> **Your goal**: In the material below, the lines containing the word "Weiß" are required; copy each of them.

> **Material provided**:
=-=-=-=-=

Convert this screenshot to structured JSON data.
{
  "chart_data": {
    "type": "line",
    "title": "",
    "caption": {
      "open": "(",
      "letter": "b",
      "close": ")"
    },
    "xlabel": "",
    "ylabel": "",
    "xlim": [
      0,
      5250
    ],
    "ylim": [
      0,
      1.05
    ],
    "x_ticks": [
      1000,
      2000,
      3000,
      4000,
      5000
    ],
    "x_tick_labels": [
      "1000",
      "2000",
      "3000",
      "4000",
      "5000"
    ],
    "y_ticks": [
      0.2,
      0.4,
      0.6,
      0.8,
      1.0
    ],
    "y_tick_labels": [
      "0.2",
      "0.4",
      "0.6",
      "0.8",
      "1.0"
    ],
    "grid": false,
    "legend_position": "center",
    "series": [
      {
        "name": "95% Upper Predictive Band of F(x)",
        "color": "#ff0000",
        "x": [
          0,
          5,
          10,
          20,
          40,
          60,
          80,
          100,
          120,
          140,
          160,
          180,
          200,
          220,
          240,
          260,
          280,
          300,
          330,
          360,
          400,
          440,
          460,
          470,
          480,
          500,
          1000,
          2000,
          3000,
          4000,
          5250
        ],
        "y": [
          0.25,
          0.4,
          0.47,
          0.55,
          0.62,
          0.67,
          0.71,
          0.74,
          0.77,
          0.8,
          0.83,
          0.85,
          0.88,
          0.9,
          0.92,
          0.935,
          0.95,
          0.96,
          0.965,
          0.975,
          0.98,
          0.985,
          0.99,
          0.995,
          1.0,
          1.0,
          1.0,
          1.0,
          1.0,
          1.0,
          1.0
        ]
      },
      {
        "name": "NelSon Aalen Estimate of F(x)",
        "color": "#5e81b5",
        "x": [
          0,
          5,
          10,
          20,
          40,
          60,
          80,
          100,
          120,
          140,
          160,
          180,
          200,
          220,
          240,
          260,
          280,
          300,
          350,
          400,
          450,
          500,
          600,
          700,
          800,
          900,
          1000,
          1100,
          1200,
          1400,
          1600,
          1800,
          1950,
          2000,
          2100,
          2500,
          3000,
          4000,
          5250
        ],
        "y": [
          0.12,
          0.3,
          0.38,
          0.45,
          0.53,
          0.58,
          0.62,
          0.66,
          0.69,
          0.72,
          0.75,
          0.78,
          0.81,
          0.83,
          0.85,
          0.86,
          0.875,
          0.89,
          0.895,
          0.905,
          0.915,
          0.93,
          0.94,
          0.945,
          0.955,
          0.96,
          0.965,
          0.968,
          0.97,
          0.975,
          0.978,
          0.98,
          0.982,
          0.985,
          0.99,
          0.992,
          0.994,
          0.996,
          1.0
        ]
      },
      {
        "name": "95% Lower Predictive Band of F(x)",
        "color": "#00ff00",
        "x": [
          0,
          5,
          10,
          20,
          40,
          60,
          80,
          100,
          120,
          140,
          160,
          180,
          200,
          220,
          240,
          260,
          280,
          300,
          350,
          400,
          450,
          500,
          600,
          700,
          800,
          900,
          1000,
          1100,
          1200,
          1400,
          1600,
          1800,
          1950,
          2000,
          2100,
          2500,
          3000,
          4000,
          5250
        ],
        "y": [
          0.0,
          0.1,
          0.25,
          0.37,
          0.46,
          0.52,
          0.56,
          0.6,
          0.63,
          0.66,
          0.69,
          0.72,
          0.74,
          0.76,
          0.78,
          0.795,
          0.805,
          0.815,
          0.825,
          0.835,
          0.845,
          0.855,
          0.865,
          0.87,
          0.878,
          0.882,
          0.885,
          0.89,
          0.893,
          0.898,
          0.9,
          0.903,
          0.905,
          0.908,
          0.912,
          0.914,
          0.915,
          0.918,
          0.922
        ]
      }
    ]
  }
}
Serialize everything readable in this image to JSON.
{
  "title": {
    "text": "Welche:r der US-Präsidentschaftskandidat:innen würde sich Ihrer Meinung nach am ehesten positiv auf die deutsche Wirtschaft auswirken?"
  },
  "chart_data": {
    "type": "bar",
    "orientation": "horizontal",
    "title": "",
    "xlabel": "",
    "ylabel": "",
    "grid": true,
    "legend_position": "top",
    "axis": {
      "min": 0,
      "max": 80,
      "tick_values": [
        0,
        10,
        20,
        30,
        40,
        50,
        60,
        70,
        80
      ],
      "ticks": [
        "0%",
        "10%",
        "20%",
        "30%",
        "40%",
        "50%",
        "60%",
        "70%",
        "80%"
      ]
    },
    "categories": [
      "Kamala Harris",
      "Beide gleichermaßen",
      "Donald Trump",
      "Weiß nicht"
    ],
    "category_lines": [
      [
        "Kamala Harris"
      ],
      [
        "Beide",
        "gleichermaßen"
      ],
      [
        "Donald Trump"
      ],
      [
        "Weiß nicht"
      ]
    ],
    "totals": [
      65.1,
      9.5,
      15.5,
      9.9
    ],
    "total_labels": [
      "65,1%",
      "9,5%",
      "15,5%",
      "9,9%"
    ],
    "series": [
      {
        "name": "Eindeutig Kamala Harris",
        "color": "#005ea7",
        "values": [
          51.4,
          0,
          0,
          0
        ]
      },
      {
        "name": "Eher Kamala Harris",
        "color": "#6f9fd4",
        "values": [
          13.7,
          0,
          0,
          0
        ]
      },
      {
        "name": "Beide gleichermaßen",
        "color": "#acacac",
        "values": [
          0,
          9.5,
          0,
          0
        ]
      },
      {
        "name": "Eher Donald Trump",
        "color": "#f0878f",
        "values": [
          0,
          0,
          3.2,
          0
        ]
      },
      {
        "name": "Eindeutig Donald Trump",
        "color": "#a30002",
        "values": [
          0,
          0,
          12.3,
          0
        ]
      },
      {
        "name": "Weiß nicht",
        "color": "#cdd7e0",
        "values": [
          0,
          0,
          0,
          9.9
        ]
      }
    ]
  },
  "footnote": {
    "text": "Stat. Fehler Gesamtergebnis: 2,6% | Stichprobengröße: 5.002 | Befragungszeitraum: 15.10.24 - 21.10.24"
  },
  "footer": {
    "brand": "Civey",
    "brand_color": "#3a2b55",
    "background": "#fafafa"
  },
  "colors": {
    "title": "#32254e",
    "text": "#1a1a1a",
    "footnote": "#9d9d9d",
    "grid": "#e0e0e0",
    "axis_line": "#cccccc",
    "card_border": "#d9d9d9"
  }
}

=-=-=-=-=

> **Task result**:
      "Weiß nicht"
        "Weiß nicht"
        "name": "Weiß nicht",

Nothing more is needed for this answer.